PV quantifies this by discounting future cash flows to reflect their value today. This equation is critical in decision-making, whether assessing investments, valuing a company, or comparing financial alternatives. Present Value determines the internal rate of return (IRR) or net present value (NPV), the difference between the present value of cash inflows and the present value of cash outflows over a period of time. NPV is used in capital budgeting and investment planning to analyze a project’s projected profitability.

A related temporal technique is Future Value @FV() that was developed to project future cash or investment values. It calculates what money is expected to be worth at a future date based on current growth trends. It is particularly useful for debt paydown schedules or residual equity valuation @IRR(), the Internal Rate of Return. These calculations were crucial for evaluating the return on investment for equity holders, a core metric in LBOs.

Net Present Value @NPV() helped assess the profitability of an investment by calculating the value of projected cash flows discounted at the required rate of return. @NPV was crucial as it allowed users to input a discount rate (representing the cost of capital) and a series of future cash flows, and the @NPV function would calculate the present value of those cash flows.

@IF() determined whether a debt covenant has been breached or whether excess cash should be used for debt repayment. Payment @PMT() was useful for calculating the periodic payment required for a loan, considering principal, interest, and term.

Conclusion

Lotus 1-2-3’s capabilities on IBM and “IBM-compatible” personal computers allowed private equity firms to confidently pursue larger and more complex deals by providing a reliable platform for financial forecasting and decision-making. The tool’s role in shaping LBO strategies contributed to the emergence of private equity as a dominant force in corporate finance. Many fundamental modeling practices in these landmark deals continue to underpin private equity and LBO analyses today, albeit with more advanced tools like Microsoft Excel.

By providing the computational power needed for sophisticated spreadsheet software, the Intel 8088 chip-enabled Lotus 1-2-3 to become a powerful tool for financial analysis, transforming how businesses managed and analyzed financial data in the 1980s. The 8088’s arithmetic capabilities enabled Lotus 1-2-3 to execute complex financial formulas and algorithms quickly, making it suitable for forecasting, budgeting, and economic modeling tasks.

# [INSTRUCTION 1]
Summarize the Lotus 1-2-3 passage in two sentences.
The passage and the entries that follow it come from separate sources.

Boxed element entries
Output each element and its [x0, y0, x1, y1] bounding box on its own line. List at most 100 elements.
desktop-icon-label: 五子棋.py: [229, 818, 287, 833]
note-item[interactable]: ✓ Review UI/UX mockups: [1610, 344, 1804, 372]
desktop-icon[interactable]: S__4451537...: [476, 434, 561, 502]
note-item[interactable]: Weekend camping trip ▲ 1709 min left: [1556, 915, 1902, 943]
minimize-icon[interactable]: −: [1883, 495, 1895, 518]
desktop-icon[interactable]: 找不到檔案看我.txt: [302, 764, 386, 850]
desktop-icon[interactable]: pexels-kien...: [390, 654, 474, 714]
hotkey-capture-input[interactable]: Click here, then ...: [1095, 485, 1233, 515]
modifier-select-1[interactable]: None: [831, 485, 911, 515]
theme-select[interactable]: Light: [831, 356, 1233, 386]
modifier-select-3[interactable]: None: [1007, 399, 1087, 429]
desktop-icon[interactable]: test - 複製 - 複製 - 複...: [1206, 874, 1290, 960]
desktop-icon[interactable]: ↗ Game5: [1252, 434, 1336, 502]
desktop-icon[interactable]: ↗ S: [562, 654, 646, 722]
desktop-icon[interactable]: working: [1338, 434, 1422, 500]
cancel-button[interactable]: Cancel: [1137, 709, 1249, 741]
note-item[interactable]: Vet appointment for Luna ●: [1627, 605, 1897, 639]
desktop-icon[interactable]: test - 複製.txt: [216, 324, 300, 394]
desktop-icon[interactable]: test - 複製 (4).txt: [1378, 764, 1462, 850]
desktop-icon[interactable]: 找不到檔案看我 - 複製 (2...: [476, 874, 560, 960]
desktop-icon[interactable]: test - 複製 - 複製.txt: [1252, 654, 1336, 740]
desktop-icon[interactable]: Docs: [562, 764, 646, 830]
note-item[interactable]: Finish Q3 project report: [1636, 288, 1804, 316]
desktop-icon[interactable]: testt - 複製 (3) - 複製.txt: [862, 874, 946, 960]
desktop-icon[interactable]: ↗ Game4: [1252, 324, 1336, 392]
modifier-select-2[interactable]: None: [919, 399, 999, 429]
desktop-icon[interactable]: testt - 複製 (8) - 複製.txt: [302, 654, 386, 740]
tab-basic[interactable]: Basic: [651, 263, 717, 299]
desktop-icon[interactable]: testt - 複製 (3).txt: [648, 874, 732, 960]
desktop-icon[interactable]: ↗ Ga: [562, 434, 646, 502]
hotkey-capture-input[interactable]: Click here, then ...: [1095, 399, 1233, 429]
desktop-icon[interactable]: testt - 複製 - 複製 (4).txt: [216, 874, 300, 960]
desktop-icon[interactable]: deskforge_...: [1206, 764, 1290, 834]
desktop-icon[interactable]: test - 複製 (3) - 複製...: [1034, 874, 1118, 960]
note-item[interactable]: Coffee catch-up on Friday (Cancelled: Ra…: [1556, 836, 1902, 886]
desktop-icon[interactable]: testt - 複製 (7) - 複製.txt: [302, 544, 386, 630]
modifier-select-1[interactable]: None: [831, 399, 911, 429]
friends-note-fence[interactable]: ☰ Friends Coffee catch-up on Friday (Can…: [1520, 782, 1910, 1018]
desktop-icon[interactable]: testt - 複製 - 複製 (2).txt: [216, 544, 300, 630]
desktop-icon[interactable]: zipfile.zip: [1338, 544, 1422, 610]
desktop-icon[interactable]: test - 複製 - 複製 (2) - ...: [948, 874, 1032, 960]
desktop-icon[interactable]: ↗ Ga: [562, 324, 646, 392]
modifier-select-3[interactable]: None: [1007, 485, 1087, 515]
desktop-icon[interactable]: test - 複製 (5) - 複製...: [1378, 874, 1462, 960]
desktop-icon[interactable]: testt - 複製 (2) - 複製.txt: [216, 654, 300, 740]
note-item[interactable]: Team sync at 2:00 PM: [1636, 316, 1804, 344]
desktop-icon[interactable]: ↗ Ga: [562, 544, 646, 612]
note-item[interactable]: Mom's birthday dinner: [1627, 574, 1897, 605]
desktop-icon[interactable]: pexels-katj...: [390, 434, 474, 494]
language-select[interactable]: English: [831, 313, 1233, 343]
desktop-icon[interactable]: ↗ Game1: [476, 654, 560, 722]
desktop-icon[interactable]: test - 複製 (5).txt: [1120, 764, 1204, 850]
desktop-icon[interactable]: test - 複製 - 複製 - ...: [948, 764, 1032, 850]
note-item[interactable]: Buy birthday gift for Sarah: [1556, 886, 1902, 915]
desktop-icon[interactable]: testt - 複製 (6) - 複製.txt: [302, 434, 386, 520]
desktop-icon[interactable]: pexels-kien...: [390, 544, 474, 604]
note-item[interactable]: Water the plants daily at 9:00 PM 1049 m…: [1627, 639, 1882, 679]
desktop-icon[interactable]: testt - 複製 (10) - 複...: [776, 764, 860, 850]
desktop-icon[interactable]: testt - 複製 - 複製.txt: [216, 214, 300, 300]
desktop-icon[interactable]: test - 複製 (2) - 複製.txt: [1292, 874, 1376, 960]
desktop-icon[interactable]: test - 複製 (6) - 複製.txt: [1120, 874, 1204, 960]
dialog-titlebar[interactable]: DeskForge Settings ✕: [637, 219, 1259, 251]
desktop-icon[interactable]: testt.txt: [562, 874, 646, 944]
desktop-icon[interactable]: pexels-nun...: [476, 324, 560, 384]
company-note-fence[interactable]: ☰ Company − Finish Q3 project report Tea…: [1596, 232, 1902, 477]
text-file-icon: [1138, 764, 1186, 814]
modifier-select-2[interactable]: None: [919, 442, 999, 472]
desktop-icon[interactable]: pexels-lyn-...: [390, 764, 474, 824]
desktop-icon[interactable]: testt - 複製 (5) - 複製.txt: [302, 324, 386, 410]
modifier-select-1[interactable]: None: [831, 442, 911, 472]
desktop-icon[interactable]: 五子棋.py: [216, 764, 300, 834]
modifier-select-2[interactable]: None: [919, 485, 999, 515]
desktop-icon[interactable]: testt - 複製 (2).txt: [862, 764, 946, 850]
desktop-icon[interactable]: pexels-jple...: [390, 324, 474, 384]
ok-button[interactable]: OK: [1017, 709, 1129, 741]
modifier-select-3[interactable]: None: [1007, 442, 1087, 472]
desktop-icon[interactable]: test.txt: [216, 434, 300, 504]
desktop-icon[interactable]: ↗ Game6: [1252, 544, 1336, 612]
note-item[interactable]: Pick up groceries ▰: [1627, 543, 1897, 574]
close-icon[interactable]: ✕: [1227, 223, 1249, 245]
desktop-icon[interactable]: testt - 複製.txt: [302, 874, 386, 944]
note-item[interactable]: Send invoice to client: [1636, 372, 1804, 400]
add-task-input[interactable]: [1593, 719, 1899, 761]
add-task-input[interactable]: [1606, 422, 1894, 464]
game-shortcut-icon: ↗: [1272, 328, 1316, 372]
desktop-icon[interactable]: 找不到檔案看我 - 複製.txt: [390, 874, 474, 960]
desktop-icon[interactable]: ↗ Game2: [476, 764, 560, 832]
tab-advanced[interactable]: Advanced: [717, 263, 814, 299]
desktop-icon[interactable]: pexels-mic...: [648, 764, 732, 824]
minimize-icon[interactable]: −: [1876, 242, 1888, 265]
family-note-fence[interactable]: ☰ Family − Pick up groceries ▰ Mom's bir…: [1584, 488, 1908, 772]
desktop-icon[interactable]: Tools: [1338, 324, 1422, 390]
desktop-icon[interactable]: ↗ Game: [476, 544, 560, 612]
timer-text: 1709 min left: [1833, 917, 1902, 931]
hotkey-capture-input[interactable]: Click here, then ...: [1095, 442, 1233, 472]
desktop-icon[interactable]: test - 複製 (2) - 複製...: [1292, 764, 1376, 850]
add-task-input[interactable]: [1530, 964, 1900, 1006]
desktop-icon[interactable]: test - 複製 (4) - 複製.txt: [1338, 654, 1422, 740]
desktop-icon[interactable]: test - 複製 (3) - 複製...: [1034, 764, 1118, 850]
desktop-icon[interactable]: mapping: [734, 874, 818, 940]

# [INSTRUCTION 2]
Arrange the entries, from their first line through the line containing "note-item[interactable]: Weekend camping", as a Markdown table with the columns Position and Text. Leave out any blank lines.

# [WRITTEN REPLY 1]
Lotus 1-2-3 offered financial functions such as @NPV(), @FV(), @IRR(), @IF() and @PMT() for tasks like discounting cash flows, projecting future values, checking whether a debt covenant was breached and calculating loan payments. With the Intel 8088 chip providing the computational power, it gave private equity firms a reliable platform for forecasting that helped shape LBO strategies, and many of its modeling practices still underpin LBO analyses today.

# [WRITTEN REPLY 2]
| Position | Text |
|---|---|
| 1 | Output each element and its [x0, y0, x1, y1] bounding box on its own line. List at most 100 elements. |
| 2 | desktop-icon-label: 五子棋.py: [229, 818, 287, 833] |
| 3 | note-item[interactable]: ✓ Review UI/UX mockups: [1610, 344, 1804, 372] |
| 4 | desktop-icon[interactable]: S__4451537...: [476, 434, 561, 502] |
| 5 | note-item[interactable]: Weekend camping trip ▲ 1709 min left: [1556, 915, 1902, 943] |